Review: You are not a free man. You are a number

This isn't something you'd use to defend gaming. Imagine an authority figure asking you about The Club: a nun, say. "What, pray tell, is the purpose of this game?" she'd ask, furrowing her saintly brow.

"Well," you'd reply, after a pause, "it's about shooting lots and lots of men. Lots of men."

"But why?" she'd inquire. "To save the world, rescue the girl, banish unbelievers to infinite torture in Satan's fiery pits?"

"Er, no," you'd respond.

"It's for points. For a high score table."

"That's all?" asks the nun, her kindly face wrinkled with revulsion.

Zoom

"Yes, Sister. That's all." Then she'd demand you turn in your wimple and leave the convent forever.

The Club would make a great bonus mode in another game. It's a much harder sell on its own. It's an FPS with the values of a racing game - entirely focused on self-improvement and efficiency. Each successive kill increases a score multiplier, which drains away rapidly if you don't quickly top up the body count.

### DATA ENTRIES
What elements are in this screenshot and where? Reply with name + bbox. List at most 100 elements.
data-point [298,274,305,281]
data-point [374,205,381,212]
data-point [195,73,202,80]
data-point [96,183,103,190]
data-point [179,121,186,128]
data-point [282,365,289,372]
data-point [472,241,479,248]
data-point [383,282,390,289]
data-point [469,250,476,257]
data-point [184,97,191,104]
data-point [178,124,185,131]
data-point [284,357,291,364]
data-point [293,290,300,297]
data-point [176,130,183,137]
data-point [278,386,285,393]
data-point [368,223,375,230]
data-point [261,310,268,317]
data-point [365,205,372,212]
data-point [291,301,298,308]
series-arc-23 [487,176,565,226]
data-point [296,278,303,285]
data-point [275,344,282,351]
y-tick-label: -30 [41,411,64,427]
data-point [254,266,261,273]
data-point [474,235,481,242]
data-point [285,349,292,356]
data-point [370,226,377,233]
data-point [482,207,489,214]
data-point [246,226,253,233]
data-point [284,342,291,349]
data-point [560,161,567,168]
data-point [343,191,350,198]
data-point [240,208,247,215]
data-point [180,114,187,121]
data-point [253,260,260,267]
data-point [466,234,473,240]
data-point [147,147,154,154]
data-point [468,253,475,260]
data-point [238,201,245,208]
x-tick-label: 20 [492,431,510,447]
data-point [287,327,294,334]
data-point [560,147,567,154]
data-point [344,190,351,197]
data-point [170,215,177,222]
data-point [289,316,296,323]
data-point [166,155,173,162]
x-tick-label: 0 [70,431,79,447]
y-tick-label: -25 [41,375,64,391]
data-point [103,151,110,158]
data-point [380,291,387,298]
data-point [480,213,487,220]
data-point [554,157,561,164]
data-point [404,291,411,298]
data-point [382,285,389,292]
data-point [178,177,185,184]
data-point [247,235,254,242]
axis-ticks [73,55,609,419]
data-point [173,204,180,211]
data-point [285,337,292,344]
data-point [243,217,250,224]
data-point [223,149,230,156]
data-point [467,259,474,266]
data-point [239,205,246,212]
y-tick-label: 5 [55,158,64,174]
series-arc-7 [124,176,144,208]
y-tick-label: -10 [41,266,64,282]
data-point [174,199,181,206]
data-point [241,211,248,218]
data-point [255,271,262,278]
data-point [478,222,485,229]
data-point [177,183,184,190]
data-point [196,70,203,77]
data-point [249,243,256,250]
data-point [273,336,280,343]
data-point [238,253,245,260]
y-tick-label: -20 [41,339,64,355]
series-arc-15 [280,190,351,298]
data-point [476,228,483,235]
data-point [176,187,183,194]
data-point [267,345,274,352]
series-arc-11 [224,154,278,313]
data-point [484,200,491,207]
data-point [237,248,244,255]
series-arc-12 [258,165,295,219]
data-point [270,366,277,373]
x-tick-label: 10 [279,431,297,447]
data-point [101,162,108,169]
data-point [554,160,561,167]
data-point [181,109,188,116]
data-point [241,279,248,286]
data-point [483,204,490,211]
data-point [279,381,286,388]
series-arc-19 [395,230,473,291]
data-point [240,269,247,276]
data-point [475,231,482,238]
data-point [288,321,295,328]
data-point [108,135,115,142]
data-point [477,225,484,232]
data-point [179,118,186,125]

### DIRECTIVE 1
Answer these questions from the game review, each on its own line:
(a) What kind of authority figure is imagined asking about The Club?
(b) According to the reply to the authority figure, what are the points in The Club for?
(c) What increases the score multiplier in The Club?
### DIRECTIVE 2
Transcribe the game review from "Review: You are" to "wrinkled with revulsion.".
### DIRECTIVE 3
List every purpose that the nun in the game review suggests The Club might have.

### FULL RESPONSE 1
(a) A nun.
(b) A high score table.
(c) Each successive kill.

### FULL RESPONSE 2
Review: You are not a free man. You are a number

This isn't something you'd use to defend gaming. Imagine an authority figure asking you about The Club: a nun, say. "What, pray tell, is the purpose of this game?" she'd ask, furrowing her saintly brow.

"Well," you'd reply, after a pause, "it's about shooting lots and lots of men. Lots of men."

"But why?" she'd inquire. "To save the world, rescue the girl, banish unbelievers to infinite torture in Satan's fiery pits?"

"Er, no," you'd respond.

"It's for points. For a high score table."

"That's all?" asks the nun, her kindly face wrinkled with revulsion.

### FULL RESPONSE 3
- To save the world
- To rescue the girl
- To banish unbelievers to infinite torture in Satan's fiery pits